◆ DATA SHOWN
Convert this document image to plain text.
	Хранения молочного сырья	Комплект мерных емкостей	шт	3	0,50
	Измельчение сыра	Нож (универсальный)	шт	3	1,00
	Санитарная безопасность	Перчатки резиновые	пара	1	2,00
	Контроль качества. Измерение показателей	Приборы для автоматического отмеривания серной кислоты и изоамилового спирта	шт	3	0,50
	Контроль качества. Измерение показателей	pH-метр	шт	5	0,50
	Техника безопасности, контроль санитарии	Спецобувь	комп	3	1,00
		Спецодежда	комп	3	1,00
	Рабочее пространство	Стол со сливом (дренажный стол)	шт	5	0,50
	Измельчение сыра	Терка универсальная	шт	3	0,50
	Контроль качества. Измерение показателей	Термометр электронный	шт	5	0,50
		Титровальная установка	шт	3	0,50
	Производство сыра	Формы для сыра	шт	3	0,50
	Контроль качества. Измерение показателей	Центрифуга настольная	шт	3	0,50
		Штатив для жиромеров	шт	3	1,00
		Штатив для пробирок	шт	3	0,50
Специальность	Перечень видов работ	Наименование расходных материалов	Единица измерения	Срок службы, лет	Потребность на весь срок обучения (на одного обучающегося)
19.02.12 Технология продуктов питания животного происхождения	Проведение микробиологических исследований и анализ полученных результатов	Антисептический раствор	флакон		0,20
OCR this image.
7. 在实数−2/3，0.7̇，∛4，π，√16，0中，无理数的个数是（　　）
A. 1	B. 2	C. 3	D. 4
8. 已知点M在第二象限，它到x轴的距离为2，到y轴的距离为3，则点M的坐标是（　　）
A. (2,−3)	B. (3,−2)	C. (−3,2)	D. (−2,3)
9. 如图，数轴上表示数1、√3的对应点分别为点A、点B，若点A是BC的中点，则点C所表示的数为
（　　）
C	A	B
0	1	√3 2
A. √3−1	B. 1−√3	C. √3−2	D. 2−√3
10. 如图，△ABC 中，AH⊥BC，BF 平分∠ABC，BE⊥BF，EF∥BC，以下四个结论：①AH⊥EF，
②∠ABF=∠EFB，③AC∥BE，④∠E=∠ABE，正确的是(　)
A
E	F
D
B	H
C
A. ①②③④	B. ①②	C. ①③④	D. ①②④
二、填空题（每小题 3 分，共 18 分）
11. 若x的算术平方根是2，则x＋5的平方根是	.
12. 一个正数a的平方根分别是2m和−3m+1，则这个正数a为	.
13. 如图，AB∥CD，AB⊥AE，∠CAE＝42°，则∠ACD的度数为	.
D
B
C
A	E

◆ STATED PROBLEM
Go through the listing and copy all of it exactly.

◆ EXERCISE RESULT
Convert this document image to plain text.
	Хранения молочного сырья	Комплект мерных емкостей	шт	3	0,50
	Измельчение сыра	Нож (универсальный)	шт	3	1,00
	Санитарная безопасность	Перчатки резиновые	пара	1	2,00
	Контроль качества. Измерение показателей	Приборы для автоматического отмеривания серной кислоты и изоамилового спирта	шт	3	0,50
	Контроль качества. Измерение показателей	pH-метр	шт	5	0,50
	Техника безопасности, контроль санитарии	Спецобувь	комп	3	1,00
		Спецодежда	комп	3	1,00
	Рабочее пространство	Стол со сливом (дренажный стол)	шт	5	0,50
	Измельчение сыра	Терка универсальная	шт	3	0,50
	Контроль качества. Измерение показателей	Термометр электронный	шт	5	0,50
		Титровальная установка	шт	3	0,50
	Производство сыра	Формы для сыра	шт	3	0,50
	Контроль качества. Измерение показателей	Центрифуга настольная	шт	3	0,50
		Штатив для жиромеров	шт	3	1,00
		Штатив для пробирок	шт	3	0,50
Специальность	Перечень видов работ	Наименование расходных материалов	Единица измерения	Срок службы, лет	Потребность на весь срок обучения (на одного обучающегося)
19.02.12 Технология продуктов питания животного происхождения	Проведение микробиологических исследований и анализ полученных результатов	Антисептический раствор	флакон		0,20
OCR this image.
7. 在实数−2/3，0.7̇，∛4，π，√16，0中，无理数的个数是（　　）
A. 1	B. 2	C. 3	D. 4
8. 已知点M在第二象限，它到x轴的距离为2，到y轴的距离为3，则点M的坐标是（　　）
A. (2,−3)	B. (3,−2)	C. (−3,2)	D. (−2,3)
9. 如图，数轴上表示数1、√3的对应点分别为点A、点B，若点A是BC的中点，则点C所表示的数为
（　　）
C	A	B
0	1	√3 2
A. √3−1	B. 1−√3	C. √3−2	D. 2−√3
10. 如图，△ABC 中，AH⊥BC，BF 平分∠ABC，BE⊥BF，EF∥BC，以下四个结论：①AH⊥EF，
②∠ABF=∠EFB，③AC∥BE，④∠E=∠ABE，正确的是(　)
A
E	F
D
B	H
C
A. ①②③④	B. ①②	C. ①③④	D. ①②④
二、填空题（每小题 3 分，共 18 分）
11. 若x的算术平方根是2，则x＋5的平方根是	.
12. 一个正数a的平方根分别是2m和−3m+1，则这个正数a为	.
13. 如图，AB∥CD，AB⊥AE，∠CAE＝42°，则∠ACD的度数为	.
D
B
C
A	E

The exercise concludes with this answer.